%%

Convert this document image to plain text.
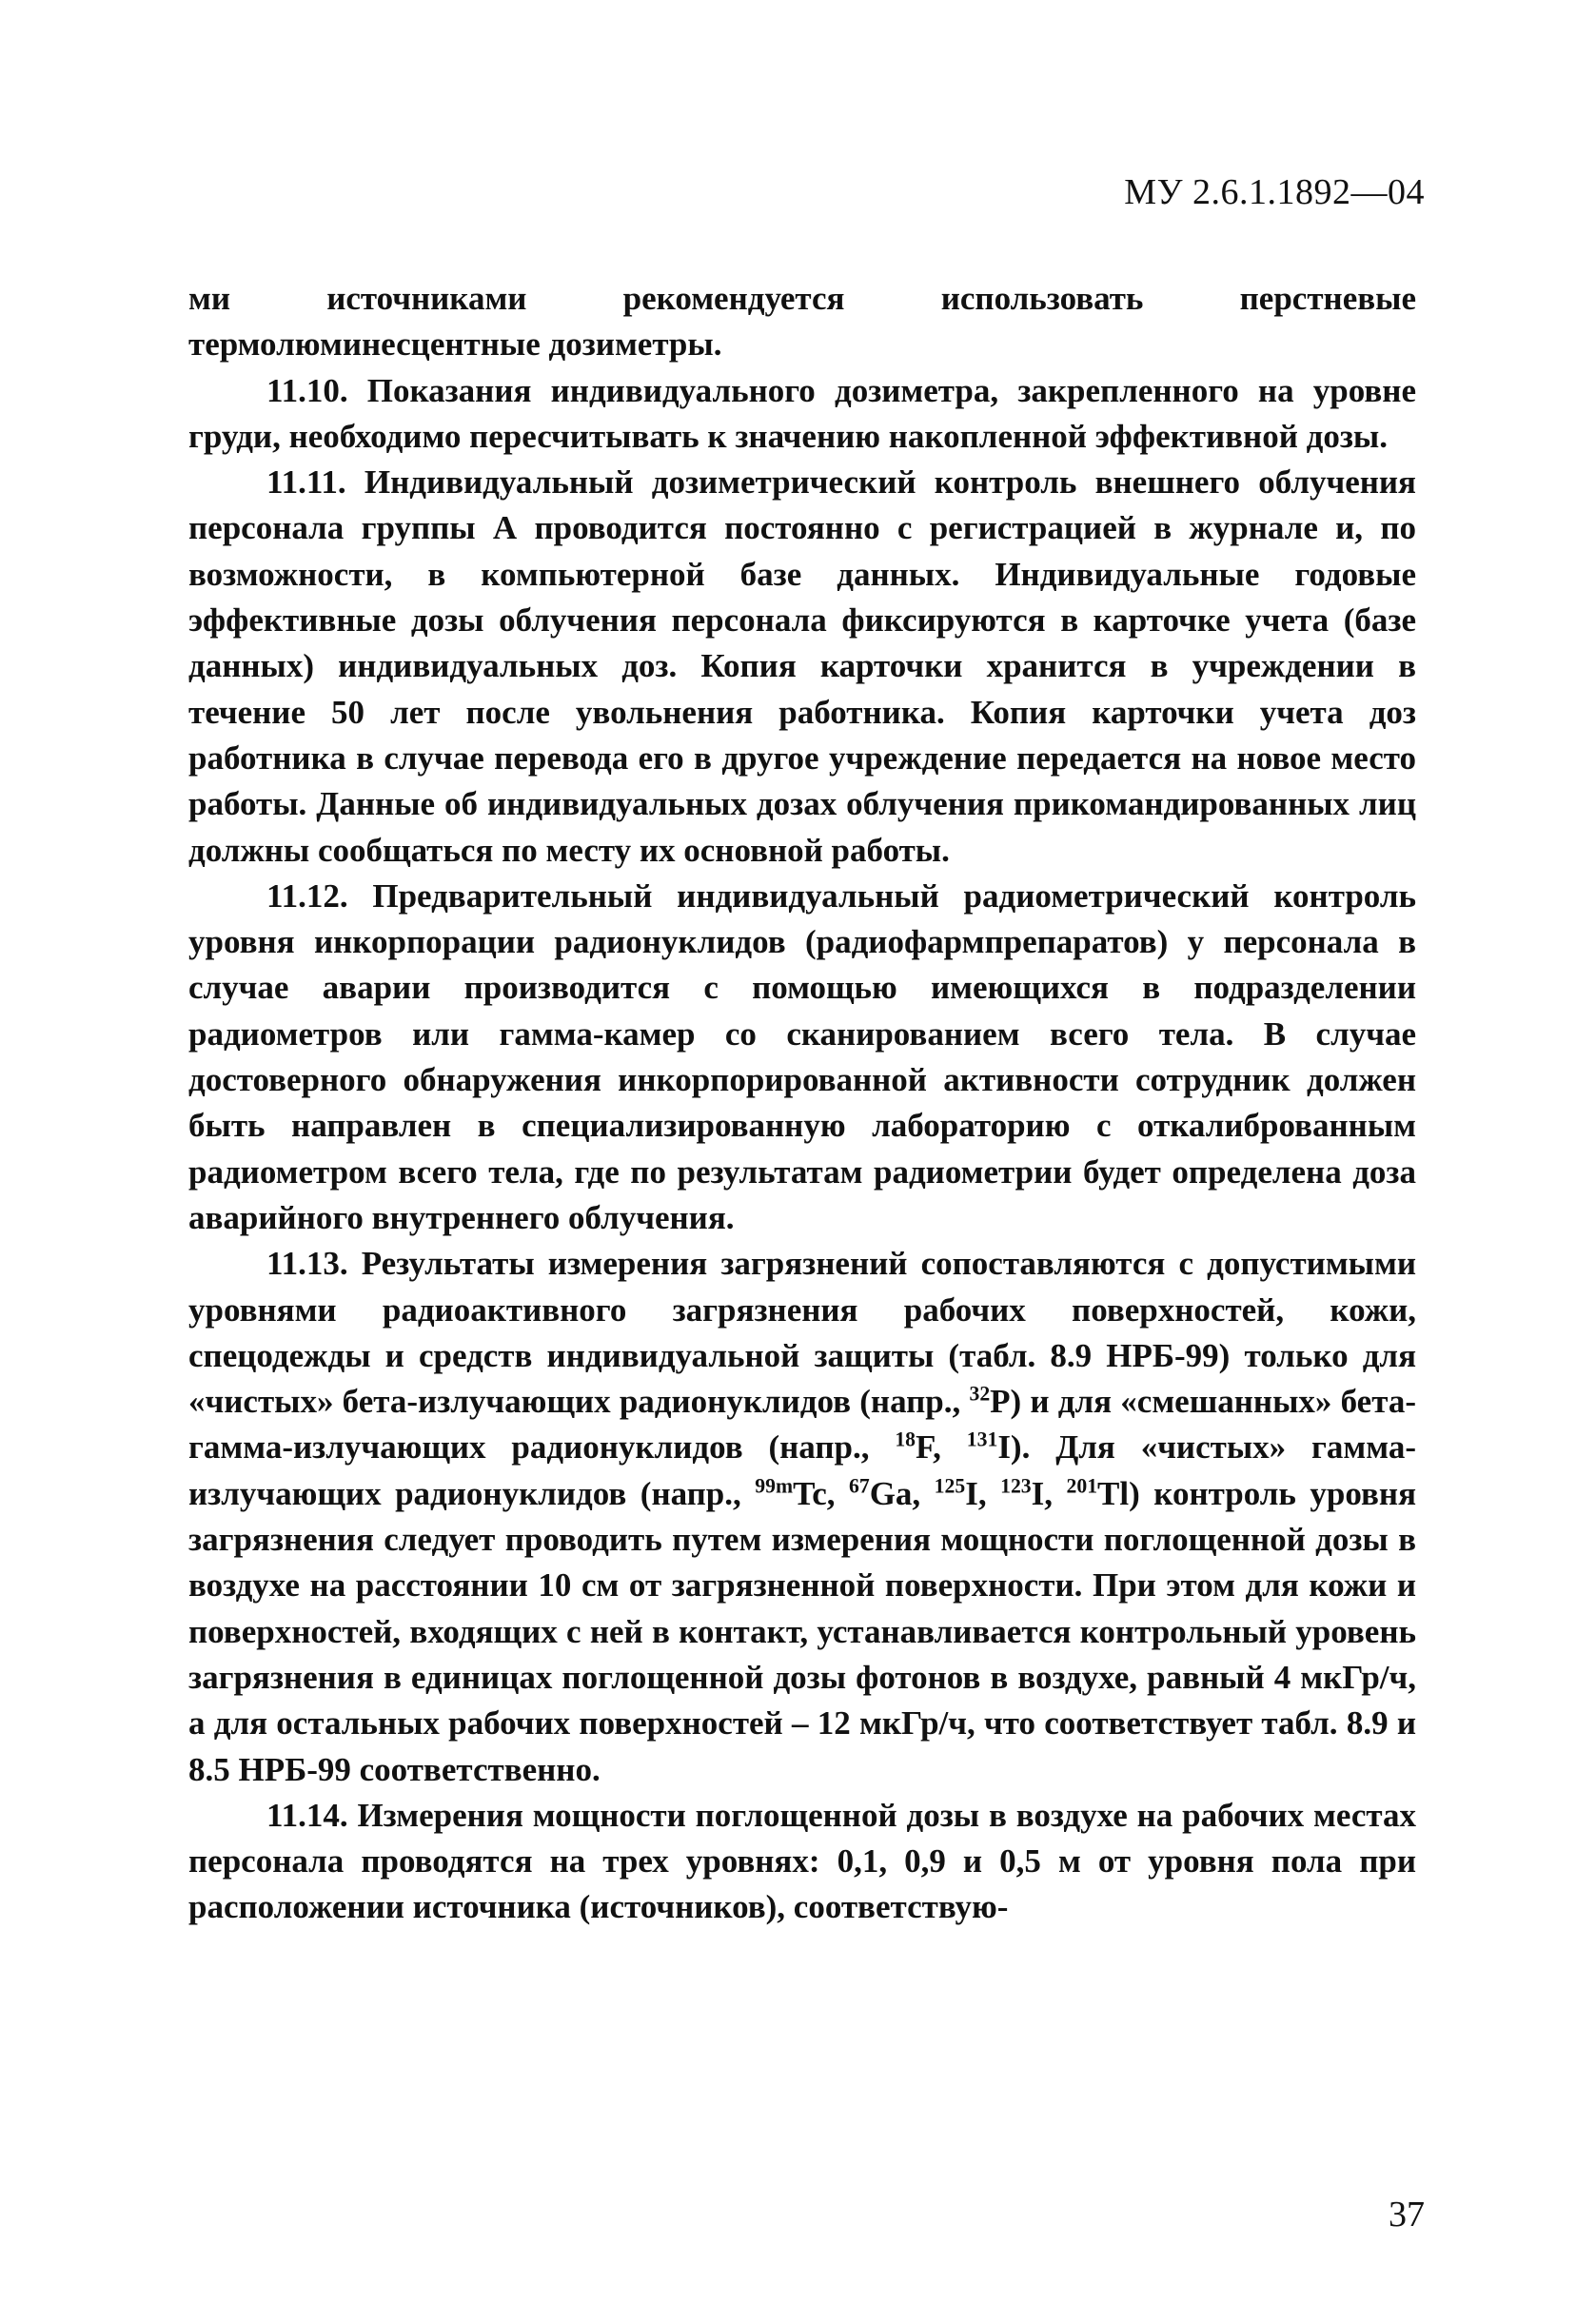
МУ 2.6.1.1892—04

ми источниками рекомендуется использовать перстневые термолюминесцентные дозиметры.

11.10. Показания индивидуального дозиметра, закрепленного на уровне груди, необходимо пересчитывать к значению накопленной эффективной дозы.

11.11. Индивидуальный дозиметрический контроль внешнего облучения персонала группы А проводится постоянно с регистрацией в журнале и, по возможности, в компьютерной базе данных. Индивидуальные годовые эффективные дозы облучения персонала фиксируются в карточке учета (базе данных) индивидуальных доз. Копия карточки хранится в учреждении в течение 50 лет после увольнения работника. Копия карточки учета доз работника в случае перевода его в другое учреждение передается на новое место работы. Данные об индивидуальных дозах облучения прикомандированных лиц должны сообщаться по месту их основной работы.

11.12. Предварительный индивидуальный радиометрический контроль уровня инкорпорации радионуклидов (радиофармпрепаратов) у персонала в случае аварии производится с помощью имеющихся в подразделении радиометров или гамма-камер со сканированием всего тела. В случае достоверного обнаружения инкорпорированной активности сотрудник должен быть направлен в специализированную лабораторию с откалиброванным радиометром всего тела, где по результатам радиометрии будет определена доза аварийного внутреннего облучения.

11.13. Результаты измерения загрязнений сопоставляются с допустимыми уровнями радиоактивного загрязнения рабочих поверхностей, кожи, спецодежды и средств индивидуальной защиты (табл. 8.9 НРБ-99) только для «чистых» бета-излучающих радионуклидов (напр., $^{32}$P) и для «смешанных» бета-гамма-излучающих радионуклидов (напр., $^{18}$F, $^{131}$I). Для «чистых» гамма-излучающих радионуклидов (напр., $^{99m}$Tc, $^{67}$Ga, $^{125}$I, $^{123}$I, $^{201}$Tl) контроль уровня загрязнения следует проводить путем измерения мощности поглощенной дозы в воздухе на расстоянии 10 см от загрязненной поверхности. При этом для кожи и поверхностей, входящих с ней в контакт, устанавливается контрольный уровень загрязнения в единицах поглощенной дозы фотонов в воздухе, равный 4 мкГр/ч, а для остальных рабочих поверхностей – 12 мкГр/ч, что соответствует табл. 8.9 и 8.5 НРБ-99 соответственно.

11.14. Измерения мощности поглощенной дозы в воздухе на рабочих местах персонала проводятся на трех уровнях: 0,1, 0,9 и 0,5 м от уровня пола при расположении источника (источников), соответствую-

37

%%

**SHORT TASK**
Quote the material exactly. Pictures stay out.

**PROBLEM SOLUTION**
Convert this document image to plain text.
МУ 2.6.1.1892—04

ми источниками рекомендуется использовать перстневые термолюминесцентные дозиметры.

11.10. Показания индивидуального дозиметра, закрепленного на уровне груди, необходимо пересчитывать к значению накопленной эффективной дозы.

11.11. Индивидуальный дозиметрический контроль внешнего облучения персонала группы А проводится постоянно с регистрацией в журнале и, по возможности, в компьютерной базе данных. Индивидуальные годовые эффективные дозы облучения персонала фиксируются в карточке учета (базе данных) индивидуальных доз. Копия карточки хранится в учреждении в течение 50 лет после увольнения работника. Копия карточки учета доз работника в случае перевода его в другое учреждение передается на новое место работы. Данные об индивидуальных дозах облучения прикомандированных лиц должны сообщаться по месту их основной работы.

11.12. Предварительный индивидуальный радиометрический контроль уровня инкорпорации радионуклидов (радиофармпрепаратов) у персонала в случае аварии производится с помощью имеющихся в подразделении радиометров или гамма-камер со сканированием всего тела. В случае достоверного обнаружения инкорпорированной активности сотрудник должен быть направлен в специализированную лабораторию с откалиброванным радиометром всего тела, где по результатам радиометрии будет определена доза аварийного внутреннего облучения.

11.13. Результаты измерения загрязнений сопоставляются с допустимыми уровнями радиоактивного загрязнения рабочих поверхностей, кожи, спецодежды и средств индивидуальной защиты (табл. 8.9 НРБ-99) только для «чистых» бета-излучающих радионуклидов (напр., $^{32}$P) и для «смешанных» бета-гамма-излучающих радионуклидов (напр., $^{18}$F, $^{131}$I). Для «чистых» гамма-излучающих радионуклидов (напр., $^{99m}$Tc, $^{67}$Ga, $^{125}$I, $^{123}$I, $^{201}$Tl) контроль уровня загрязнения следует проводить путем измерения мощности поглощенной дозы в воздухе на расстоянии 10 см от загрязненной поверхности. При этом для кожи и поверхностей, входящих с ней в контакт, устанавливается контрольный уровень загрязнения в единицах поглощенной дозы фотонов в воздухе, равный 4 мкГр/ч, а для остальных рабочих поверхностей – 12 мкГр/ч, что соответствует табл. 8.9 и 8.5 НРБ-99 соответственно.

11.14. Измерения мощности поглощенной дозы в воздухе на рабочих местах персонала проводятся на трех уровнях: 0,1, 0,9 и 0,5 м от уровня пола при расположении источника (источников), соответствую-

37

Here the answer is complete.